>> start TEXT TO READ

Thanks for the really interesting cross-talk in the last VFYW! Fascinating stuff about the ciliary muscle. That rabbit hole goes even deeper with birds, because it turns out their ciliary muscles are divided into separate muscle bundles pulling in different directions, whose development varies between different species and lifestyles. Here’s a diagram of the edge of a chick’s lens:

The posterior ciliary muscles are the ones I was referring to in my writeup (at a time when I didn’t know the muscle was subdivided). They can pull the lens edge forward toward the scleral ossicles and are better developed in aquatic birds. What I hadn’t found out was that the circumferential iris muscles can also change lens shape, and are regarded as more important. When those contract, it will be like closing a drawstring, pulling the edge of the lens inwards and allowing the lens to bulge forward. And those muscles, as well, are better developed in aquatic birds!

Thanks for geeking out on this cool stuff with me. I also loved seeing the phalluses. I had thought they would be stinkhorn mushrooms, but instead they are a plant I have in my garden — gifted to me by a Methodist church lady, no less. I’ll get some fun out of this.

>> end TEXT TO READ

- _CHALLENGE A_: Using the note on bird ciliary muscles, decide whether each statement agrees with it: (i) the posterior ciliary muscles are better developed in aquatic birds; (ii) the circumferential iris muscles are regarded as less important than the posterior ciliary muscles for changing lens shape; (iii) the phalluses turned out to be stinkhorn mushrooms. Answer yes or no for each, quoting the deciding words.

>> start SUPPLIED RECORDS

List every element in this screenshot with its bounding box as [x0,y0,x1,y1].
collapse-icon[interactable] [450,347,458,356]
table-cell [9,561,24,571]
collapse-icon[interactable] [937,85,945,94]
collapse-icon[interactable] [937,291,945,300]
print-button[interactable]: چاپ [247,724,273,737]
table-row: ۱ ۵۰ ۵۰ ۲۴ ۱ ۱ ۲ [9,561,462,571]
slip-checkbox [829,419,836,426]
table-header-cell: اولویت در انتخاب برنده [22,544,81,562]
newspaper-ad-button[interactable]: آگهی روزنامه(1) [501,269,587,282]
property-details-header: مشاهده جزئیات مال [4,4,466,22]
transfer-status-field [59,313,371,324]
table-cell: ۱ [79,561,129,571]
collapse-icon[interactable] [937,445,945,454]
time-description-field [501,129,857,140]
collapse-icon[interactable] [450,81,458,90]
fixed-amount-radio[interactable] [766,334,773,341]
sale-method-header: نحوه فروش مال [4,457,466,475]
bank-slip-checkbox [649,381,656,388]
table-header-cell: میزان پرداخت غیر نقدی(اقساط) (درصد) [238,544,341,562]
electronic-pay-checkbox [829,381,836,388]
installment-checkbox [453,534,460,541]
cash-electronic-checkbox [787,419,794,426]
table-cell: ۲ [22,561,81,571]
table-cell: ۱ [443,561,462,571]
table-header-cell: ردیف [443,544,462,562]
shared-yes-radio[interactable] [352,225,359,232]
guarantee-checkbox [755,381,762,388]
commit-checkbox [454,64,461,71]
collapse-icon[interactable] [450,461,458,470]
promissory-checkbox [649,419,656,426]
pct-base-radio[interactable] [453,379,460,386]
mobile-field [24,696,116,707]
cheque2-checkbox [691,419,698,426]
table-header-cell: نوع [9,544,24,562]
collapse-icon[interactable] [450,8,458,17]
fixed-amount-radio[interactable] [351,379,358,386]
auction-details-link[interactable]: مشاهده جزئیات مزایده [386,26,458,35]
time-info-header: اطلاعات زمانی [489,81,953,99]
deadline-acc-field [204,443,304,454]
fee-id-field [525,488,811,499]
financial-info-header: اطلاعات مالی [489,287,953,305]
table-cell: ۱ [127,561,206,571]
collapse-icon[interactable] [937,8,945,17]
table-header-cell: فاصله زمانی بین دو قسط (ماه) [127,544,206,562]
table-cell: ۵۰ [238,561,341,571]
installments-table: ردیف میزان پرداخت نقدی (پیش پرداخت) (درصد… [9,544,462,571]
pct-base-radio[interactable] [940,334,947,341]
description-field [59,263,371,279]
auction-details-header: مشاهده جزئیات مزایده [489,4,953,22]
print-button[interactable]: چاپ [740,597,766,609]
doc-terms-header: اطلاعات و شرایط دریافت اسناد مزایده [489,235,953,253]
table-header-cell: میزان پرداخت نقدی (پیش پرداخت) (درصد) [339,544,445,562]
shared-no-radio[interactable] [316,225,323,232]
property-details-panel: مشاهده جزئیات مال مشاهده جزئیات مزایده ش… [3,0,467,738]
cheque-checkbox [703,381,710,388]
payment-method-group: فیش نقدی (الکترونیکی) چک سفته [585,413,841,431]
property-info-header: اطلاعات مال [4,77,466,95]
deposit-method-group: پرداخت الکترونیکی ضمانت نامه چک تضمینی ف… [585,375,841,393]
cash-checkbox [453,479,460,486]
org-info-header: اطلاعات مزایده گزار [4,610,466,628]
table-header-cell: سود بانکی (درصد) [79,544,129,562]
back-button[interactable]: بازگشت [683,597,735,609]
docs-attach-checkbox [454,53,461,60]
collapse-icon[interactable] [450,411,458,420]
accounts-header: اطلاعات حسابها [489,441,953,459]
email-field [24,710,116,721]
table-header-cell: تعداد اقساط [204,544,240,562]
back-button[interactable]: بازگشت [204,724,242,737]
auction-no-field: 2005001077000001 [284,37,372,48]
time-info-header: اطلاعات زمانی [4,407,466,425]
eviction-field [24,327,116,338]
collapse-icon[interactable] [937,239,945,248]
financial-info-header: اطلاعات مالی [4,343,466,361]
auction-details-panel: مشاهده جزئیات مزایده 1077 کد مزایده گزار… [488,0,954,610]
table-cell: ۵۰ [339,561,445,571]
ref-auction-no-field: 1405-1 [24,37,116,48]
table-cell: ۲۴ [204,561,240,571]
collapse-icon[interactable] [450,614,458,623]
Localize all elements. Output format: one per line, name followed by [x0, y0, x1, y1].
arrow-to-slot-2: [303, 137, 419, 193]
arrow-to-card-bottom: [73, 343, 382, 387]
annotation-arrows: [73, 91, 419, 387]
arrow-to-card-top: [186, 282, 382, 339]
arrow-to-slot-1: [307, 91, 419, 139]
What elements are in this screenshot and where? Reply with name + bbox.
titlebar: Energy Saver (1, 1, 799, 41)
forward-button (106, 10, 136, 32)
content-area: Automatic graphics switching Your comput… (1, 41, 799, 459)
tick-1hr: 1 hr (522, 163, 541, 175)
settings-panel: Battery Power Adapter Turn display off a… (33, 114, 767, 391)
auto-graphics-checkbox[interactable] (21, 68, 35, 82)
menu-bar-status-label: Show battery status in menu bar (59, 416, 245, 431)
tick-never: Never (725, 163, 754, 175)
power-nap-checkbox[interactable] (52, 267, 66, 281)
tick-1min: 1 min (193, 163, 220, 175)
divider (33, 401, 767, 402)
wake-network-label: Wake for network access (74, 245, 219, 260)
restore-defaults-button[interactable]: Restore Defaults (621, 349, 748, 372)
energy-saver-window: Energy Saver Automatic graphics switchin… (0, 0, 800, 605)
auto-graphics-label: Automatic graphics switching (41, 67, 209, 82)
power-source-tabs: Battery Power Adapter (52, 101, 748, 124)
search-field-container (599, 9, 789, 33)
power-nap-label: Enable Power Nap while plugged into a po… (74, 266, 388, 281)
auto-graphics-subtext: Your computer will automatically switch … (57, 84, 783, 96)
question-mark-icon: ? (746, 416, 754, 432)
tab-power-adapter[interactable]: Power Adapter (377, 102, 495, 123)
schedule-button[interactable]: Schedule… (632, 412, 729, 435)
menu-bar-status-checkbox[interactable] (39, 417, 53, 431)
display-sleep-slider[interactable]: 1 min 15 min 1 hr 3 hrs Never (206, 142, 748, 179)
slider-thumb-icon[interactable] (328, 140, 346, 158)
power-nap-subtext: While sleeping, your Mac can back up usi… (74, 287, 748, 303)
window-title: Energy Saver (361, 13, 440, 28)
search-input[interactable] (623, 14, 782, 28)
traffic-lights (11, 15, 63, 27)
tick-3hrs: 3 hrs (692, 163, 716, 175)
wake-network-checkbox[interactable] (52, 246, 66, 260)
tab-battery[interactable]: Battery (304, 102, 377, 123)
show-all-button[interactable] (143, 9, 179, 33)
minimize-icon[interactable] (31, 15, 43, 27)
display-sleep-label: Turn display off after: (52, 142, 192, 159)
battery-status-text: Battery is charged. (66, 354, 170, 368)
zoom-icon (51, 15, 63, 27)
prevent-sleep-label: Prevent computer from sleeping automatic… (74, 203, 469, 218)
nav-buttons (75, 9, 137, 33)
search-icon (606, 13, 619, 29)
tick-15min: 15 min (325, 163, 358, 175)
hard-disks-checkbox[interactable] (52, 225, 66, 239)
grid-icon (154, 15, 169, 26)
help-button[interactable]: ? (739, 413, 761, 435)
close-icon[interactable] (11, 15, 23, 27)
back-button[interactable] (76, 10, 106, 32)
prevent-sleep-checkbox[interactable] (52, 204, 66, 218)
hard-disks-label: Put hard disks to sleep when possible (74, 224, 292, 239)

>> end SUPPLIED RECORDS

- _CHALLENGE B_: Convert the listing lines from its start through the line containing "table-header-cell: اولویت در" into a JSON list of strings, one string per line, omitting blank lines.

- _EXERCISE OUTPUT A_:
(i) Yes: "They can pull the lens edge forward toward the scleral ossicles and are better developed in aquatic birds."
(ii) No: "the circumferential iris muscles can also change lens shape, and are regarded as more important."
(iii) No: "I had thought they would be stinkhorn mushrooms, but instead they are a plant I have in my garden"

- _EXERCISE OUTPUT B_:
[
  "List every element in this screenshot with its bounding box as [x0,y0,x1,y1].",
  "collapse-icon[interactable] [450,347,458,356]",
  "table-cell [9,561,24,571]",
  "collapse-icon[interactable] [937,85,945,94]",
  "collapse-icon[interactable] [937,291,945,300]",
  "print-button[interactable]: چاپ [247,724,273,737]",
  "table-row: ۱ ۵۰ ۵۰ ۲۴ ۱ ۱ ۲ [9,561,462,571]",
  "slip-checkbox [829,419,836,426]",
  "table-header-cell: اولویت در انتخاب برنده [22,544,81,562]"
]